PROBLEM TO SOLVE
Filter the listing below, copying every line in which the word "text" appears.

>> START

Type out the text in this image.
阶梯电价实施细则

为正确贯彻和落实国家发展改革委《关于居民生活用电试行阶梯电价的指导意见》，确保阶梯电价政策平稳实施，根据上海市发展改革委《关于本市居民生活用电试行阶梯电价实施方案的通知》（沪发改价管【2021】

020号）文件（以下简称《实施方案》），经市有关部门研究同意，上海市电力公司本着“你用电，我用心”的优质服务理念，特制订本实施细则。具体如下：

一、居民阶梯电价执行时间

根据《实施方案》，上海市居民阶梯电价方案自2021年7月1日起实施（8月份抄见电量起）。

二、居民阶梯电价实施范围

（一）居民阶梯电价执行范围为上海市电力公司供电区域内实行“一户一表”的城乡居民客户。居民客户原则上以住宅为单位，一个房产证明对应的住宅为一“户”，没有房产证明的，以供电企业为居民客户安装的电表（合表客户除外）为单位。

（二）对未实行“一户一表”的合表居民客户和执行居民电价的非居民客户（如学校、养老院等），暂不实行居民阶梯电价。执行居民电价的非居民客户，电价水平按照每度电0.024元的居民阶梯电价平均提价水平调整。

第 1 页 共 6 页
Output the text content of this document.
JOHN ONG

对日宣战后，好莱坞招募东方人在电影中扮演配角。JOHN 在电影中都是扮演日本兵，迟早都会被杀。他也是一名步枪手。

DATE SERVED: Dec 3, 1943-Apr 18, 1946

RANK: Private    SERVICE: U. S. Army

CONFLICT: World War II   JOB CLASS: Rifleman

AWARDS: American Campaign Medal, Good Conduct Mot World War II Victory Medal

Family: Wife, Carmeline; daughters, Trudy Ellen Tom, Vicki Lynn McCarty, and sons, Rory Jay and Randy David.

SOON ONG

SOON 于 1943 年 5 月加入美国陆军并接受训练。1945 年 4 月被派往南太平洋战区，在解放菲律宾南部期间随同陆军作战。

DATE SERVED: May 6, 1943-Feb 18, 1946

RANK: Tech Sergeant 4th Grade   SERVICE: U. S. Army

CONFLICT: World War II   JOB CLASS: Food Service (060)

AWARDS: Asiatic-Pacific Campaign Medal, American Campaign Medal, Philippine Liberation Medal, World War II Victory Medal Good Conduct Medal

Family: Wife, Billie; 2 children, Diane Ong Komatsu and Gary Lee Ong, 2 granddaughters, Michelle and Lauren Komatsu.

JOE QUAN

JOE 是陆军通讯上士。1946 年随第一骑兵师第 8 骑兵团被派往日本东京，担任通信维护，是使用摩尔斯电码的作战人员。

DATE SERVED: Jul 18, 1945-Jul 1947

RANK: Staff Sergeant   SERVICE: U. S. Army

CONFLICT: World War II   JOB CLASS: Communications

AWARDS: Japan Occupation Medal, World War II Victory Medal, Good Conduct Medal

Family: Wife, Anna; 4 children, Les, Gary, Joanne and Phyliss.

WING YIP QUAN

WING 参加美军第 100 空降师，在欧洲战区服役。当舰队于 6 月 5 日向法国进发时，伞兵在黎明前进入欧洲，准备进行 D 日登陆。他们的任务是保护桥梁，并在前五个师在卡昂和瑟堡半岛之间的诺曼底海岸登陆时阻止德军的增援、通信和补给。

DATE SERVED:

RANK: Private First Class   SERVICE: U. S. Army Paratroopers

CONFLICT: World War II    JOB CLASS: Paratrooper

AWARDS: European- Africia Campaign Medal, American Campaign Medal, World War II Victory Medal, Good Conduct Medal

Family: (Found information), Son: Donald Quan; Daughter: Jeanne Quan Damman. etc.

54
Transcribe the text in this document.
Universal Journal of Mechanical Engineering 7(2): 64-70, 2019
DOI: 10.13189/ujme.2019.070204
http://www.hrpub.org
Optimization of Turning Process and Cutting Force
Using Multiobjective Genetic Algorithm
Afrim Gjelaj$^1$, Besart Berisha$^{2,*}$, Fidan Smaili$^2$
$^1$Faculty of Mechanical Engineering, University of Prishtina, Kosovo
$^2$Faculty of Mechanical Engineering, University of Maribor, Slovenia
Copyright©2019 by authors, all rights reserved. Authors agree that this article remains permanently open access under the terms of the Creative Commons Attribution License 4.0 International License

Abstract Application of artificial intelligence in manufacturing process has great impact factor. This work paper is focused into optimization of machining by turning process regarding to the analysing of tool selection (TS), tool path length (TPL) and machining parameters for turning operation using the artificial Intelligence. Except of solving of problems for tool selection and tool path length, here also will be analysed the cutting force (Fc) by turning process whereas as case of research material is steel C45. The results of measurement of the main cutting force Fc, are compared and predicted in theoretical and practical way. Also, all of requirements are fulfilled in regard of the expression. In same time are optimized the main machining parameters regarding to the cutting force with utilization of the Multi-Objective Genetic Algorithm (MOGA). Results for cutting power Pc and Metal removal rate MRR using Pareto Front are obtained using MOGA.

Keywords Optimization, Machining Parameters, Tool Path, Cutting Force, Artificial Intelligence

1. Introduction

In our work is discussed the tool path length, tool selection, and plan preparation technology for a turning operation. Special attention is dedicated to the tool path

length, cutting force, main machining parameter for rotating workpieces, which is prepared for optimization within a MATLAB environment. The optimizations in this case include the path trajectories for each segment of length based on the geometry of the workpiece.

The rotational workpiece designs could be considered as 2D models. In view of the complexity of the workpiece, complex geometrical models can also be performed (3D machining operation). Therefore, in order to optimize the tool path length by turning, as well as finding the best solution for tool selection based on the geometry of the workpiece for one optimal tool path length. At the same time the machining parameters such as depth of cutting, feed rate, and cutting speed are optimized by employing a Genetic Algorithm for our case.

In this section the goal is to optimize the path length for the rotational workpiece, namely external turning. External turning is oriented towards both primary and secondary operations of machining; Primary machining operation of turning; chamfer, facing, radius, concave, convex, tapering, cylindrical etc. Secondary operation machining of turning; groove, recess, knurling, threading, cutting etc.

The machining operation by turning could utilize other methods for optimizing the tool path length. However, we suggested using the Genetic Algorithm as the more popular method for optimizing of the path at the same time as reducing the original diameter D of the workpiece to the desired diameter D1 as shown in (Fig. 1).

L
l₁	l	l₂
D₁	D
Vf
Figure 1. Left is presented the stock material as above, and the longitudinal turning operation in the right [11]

>> END

WORKED ANSWER
Type out the text in this image.
Output the text content of this document.
Transcribe the text in this document.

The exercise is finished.